- Extract
The ESL courses are just one of a number of initiatives that VCC has put in place to help immigrant students transition to a new life in Canada.
“We have a number of different workshops that we do, all the way from study skills and Canadian workplace culture, to looking for a job in Canada,” says Tanis Sawkins, associate director at VCC’s Centre for Excellence in Immigrant Integration. “[We also do] time management and wellness workshops that are aimed at newcomers.”
Ms. Sawkins also says that the English language courses at VCC go beyond mere language; they attempt to teach aspects of settlement as well. To that end, the school brings in guest speakers from organizations, such as the YMCA, the Vancouver Public Library, and experts in earthquake preparedness. It also puts on a conversation club with volunteers that meets with students so they can practise speaking more informally.
The benefits of trying to make immigrant students feel at home at the school are two-fold, she says. While immigrants gain the necessary experience and qualifications to transition to Canadian careers, their experiences also benefit Canadian-born students, who have a chance to work in multicultural groups, that mirror the makeup of workplaces in larger cities.
As a college in another multicultural city, George Brown College in Toronto is particularly conscious of catering to immigrant students. Alex Irwin, the school’s director of immigrant education, says that, as of the 2013-14 school year, 44 per cent of students were foreign born, although that figure counts both immigrant and international students.
To help set them on the right foot, the school offers a number of programs, such as its entry advising service, which provides information about the school to prospective students.
Mr. Irwin says that about 70-75 per cent of the people who access that service are immigrants. “People come into Canada and are quite often baffled by the [education] system,” he says.

- Raw data
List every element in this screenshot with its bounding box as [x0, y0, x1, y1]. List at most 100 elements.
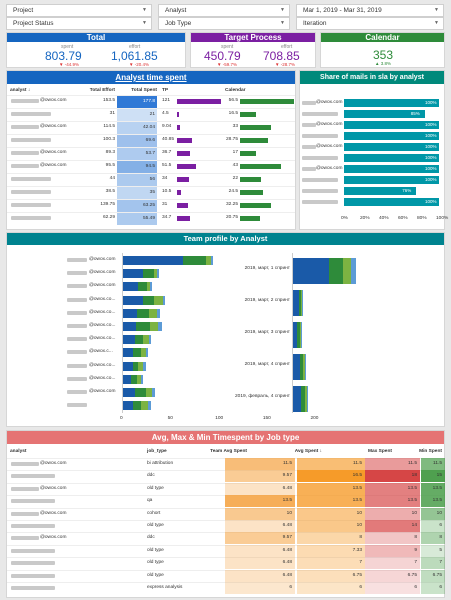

- The tasks
(1) Return the part of the passage on immigrant students between "As a college" and "and international students.", inclusive.
(2) Summarize the passage on immigrant students in two sentences.
The listing was drawn from a different source than the passage on immigrant students.

- Problem solutions
(1)
As a college in another multicultural city, George Brown College in Toronto is particularly conscious of catering to immigrant students. Alex Irwin, the school’s director of immigrant education, says that, as of the 2013-14 school year, 44 per cent of students were foreign born, although that figure counts both immigrant and international students.

(2) VCC helps immigrant students settle in Canada through workshops, ESL courses that also cover settlement with guest speakers, and a conversation club, and Tanis Sawkins says this also benefits Canadian-born students who work in multicultural groups. George Brown College in Toronto, where 44 percent of students were foreign born in 2013-14, offers programs such as an entry advising service that is used mostly by immigrants, who are often baffled by the education system.